» PROBLEM REQUIREMENTS
Check each line of the material below, and copy it if it holds the string "JSON".

» GIVEN DATA
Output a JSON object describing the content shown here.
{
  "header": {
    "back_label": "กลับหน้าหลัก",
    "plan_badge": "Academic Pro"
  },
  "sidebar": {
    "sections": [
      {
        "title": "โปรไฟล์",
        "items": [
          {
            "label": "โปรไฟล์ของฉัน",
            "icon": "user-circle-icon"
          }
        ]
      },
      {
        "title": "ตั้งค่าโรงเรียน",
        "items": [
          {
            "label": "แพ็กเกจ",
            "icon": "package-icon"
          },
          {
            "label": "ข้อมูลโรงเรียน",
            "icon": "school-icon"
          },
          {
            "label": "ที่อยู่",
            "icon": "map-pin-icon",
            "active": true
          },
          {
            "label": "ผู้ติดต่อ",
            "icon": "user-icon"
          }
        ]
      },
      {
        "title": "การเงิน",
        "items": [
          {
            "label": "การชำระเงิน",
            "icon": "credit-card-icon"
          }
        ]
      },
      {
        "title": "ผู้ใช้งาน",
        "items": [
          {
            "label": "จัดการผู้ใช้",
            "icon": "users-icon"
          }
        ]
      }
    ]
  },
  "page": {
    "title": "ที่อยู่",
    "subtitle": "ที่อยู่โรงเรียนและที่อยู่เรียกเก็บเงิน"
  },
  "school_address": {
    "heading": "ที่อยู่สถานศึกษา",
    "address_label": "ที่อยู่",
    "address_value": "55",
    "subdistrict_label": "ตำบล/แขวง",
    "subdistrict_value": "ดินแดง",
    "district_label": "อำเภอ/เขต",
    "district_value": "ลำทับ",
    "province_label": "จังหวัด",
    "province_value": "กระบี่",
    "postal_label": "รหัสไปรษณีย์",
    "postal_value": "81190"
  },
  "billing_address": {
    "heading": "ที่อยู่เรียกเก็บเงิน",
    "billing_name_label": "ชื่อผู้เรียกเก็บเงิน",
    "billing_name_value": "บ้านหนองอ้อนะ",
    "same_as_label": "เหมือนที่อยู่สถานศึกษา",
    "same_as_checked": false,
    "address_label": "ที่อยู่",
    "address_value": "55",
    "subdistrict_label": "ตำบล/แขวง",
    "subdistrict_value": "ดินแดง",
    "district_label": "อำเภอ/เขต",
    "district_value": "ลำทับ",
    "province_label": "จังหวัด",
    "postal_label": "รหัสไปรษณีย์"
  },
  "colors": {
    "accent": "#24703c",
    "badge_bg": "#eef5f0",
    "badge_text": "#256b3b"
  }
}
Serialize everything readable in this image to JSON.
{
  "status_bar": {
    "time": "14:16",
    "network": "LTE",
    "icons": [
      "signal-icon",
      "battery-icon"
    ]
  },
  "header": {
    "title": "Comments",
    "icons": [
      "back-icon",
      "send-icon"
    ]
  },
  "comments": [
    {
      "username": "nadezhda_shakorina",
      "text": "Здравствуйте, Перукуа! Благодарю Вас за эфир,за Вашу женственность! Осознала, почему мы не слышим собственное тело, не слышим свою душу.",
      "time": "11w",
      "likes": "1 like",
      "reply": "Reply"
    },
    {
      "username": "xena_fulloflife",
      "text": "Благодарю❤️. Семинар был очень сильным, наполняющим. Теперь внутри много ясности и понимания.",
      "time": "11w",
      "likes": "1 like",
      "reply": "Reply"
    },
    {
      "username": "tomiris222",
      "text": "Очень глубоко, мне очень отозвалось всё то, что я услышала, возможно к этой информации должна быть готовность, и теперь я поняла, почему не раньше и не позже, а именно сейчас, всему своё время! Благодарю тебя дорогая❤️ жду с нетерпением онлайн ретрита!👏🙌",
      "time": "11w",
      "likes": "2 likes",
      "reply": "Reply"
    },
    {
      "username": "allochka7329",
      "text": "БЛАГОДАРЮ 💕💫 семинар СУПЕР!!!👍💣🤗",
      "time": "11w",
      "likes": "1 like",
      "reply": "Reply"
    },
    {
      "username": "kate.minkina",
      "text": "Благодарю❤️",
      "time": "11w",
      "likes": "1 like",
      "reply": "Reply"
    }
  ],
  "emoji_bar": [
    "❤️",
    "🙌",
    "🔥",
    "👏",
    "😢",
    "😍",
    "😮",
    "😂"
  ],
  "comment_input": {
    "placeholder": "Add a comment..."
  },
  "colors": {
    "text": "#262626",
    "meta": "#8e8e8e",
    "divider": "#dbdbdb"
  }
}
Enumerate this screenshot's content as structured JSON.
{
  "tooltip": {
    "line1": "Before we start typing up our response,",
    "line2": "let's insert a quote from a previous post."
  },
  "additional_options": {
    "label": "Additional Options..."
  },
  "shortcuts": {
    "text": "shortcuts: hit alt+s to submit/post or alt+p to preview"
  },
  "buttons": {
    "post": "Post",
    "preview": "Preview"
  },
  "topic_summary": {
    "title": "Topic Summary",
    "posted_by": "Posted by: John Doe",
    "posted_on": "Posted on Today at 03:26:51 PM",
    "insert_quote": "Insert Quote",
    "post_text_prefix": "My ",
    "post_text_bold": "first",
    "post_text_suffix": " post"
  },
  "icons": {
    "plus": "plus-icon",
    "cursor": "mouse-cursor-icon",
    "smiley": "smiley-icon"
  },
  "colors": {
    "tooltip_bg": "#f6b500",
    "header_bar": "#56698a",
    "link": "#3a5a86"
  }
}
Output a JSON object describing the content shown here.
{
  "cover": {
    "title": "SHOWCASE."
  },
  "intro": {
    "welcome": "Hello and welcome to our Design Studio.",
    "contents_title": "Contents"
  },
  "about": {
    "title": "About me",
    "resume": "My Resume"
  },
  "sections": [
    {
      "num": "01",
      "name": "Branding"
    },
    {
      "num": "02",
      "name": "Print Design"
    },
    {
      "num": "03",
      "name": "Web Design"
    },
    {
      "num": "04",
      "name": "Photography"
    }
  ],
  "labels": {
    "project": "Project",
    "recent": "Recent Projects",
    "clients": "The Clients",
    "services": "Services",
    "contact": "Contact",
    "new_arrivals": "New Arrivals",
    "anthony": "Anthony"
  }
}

» RESULT
Output a JSON object describing the content shown here.
Serialize everything readable in this image to JSON.
Enumerate this screenshot's content as structured JSON.
Output a JSON object describing the content shown here.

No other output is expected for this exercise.